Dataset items
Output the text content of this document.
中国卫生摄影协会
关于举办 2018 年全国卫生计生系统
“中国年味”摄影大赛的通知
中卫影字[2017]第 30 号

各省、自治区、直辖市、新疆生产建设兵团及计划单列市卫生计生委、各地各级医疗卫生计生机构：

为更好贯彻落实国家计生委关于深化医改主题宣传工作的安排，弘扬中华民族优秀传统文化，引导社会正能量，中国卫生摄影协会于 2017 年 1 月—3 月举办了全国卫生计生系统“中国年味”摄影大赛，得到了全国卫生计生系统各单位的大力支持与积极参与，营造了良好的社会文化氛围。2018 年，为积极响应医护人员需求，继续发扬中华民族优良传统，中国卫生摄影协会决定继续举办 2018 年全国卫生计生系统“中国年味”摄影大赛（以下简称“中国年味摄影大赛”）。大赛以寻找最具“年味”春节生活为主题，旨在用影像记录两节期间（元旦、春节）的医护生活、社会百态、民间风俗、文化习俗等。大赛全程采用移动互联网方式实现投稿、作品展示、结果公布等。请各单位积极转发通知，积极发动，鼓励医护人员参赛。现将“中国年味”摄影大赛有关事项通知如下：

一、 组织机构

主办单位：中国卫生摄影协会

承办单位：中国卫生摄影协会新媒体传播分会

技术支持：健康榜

AIM: Write out every line of the material again, exactly as it reads.

EXERCISE RESPONSE:
Output the text content of this document.
中国卫生摄影协会
关于举办 2018 年全国卫生计生系统
“中国年味”摄影大赛的通知
中卫影字[2017]第 30 号

各省、自治区、直辖市、新疆生产建设兵团及计划单列市卫生计生委、各地各级医疗卫生计生机构：

为更好贯彻落实国家计生委关于深化医改主题宣传工作的安排，弘扬中华民族优秀传统文化，引导社会正能量，中国卫生摄影协会于 2017 年 1 月—3 月举办了全国卫生计生系统“中国年味”摄影大赛，得到了全国卫生计生系统各单位的大力支持与积极参与，营造了良好的社会文化氛围。2018 年，为积极响应医护人员需求，继续发扬中华民族优良传统，中国卫生摄影协会决定继续举办 2018 年全国卫生计生系统“中国年味”摄影大赛（以下简称“中国年味摄影大赛”）。大赛以寻找最具“年味”春节生活为主题，旨在用影像记录两节期间（元旦、春节）的医护生活、社会百态、民间风俗、文化习俗等。大赛全程采用移动互联网方式实现投稿、作品展示、结果公布等。请各单位积极转发通知，积极发动，鼓励医护人员参赛。现将“中国年味”摄影大赛有关事项通知如下：

一、 组织机构

主办单位：中国卫生摄影协会

承办单位：中国卫生摄影协会新媒体传播分会

技术支持：健康榜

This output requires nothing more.